SIFMA today sent a letter to Representative Spencer Bachus, chairman of the House Financial Services Committee, in response to his request for public comments on legislative alternatives to the Volcker Rule. The letter was co-signed by the Financial Services Roundtable.  

“The far-reaching consequences of the Volcker Rule demand a thorough analysis of the costs and benefits of the current statutory text, the intended goals of the Volcker Rule, and potential alternatives to the Volcker Rule to better achieve those goals without triggering consequences that Congress did not intend,” the letter said. “We believe that the many problems with the Volcker Rule identified by a wide variety of stakeholders demonstrate the need for a substantive re-evaluation by Congress, and we strongly support the Chairman’s initiative to do so.”  

In its letter to Chairman Bachus, SIFMA urged Congress to explore one wholesale alternative to Volcker that relies on already proposed capital rules and regulations that are under consideration and being implemented as a result of Basel III and other initiatives, rather than activities restrictions. A risk-based framework with an effective supervisory overlay, under which higher capital charges would apply to riskier activities as determined by the regulators, would be a more targeted and effective means of addressing the concerns underlying the Volcker Rule.

········

▸ What is expected: In the Volcker Rule excerpt, which group co-signed SIFMA's letter to Representative Spencer Bachus? The data has no connection to the Volcker Rule excerpt.

▸ Supplied information:
········

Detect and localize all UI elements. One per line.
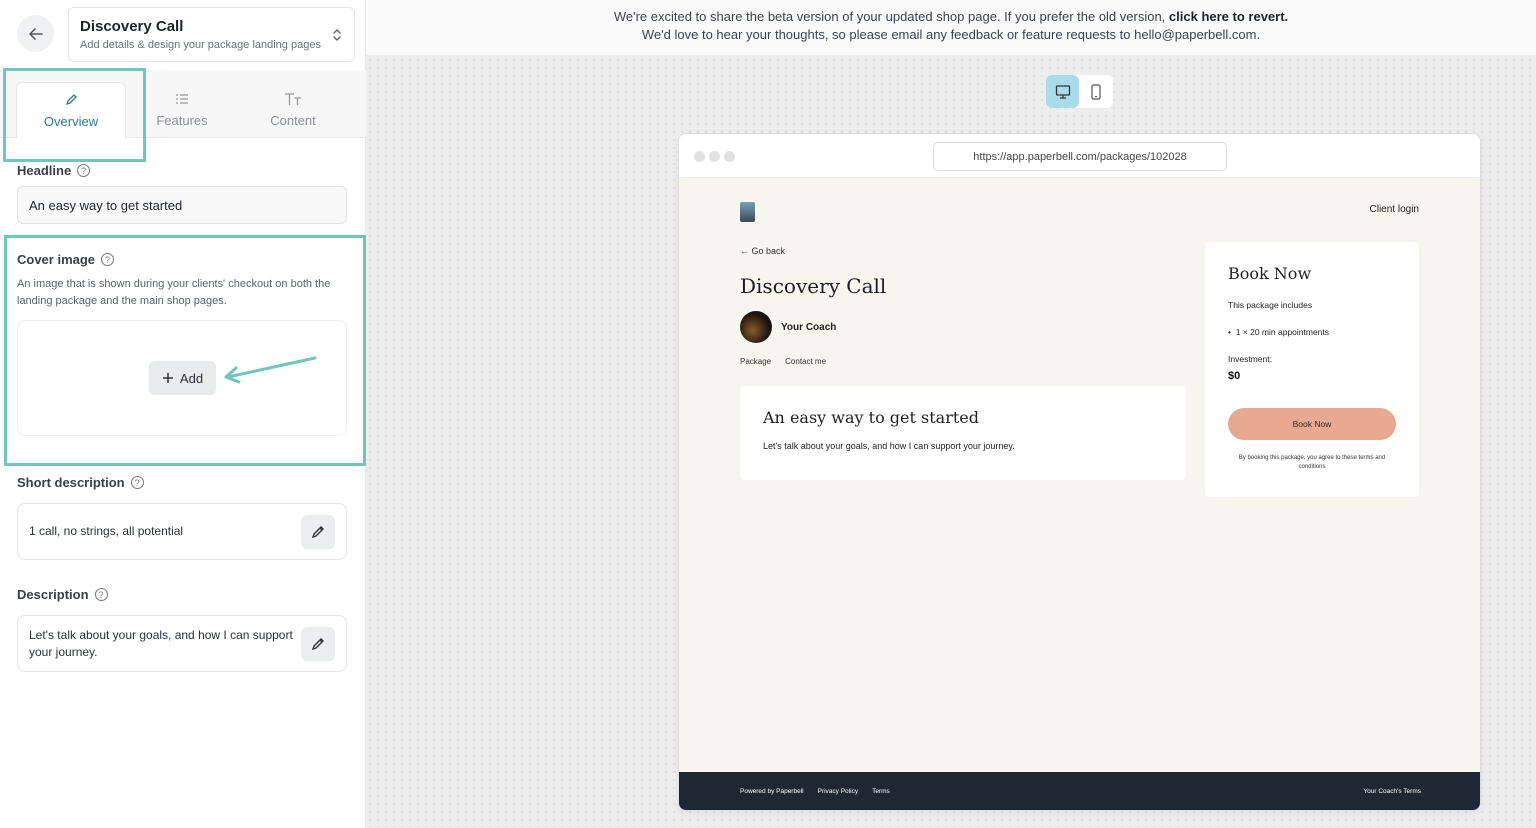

········

▸ Completed exercise: The Financial Services Roundtable.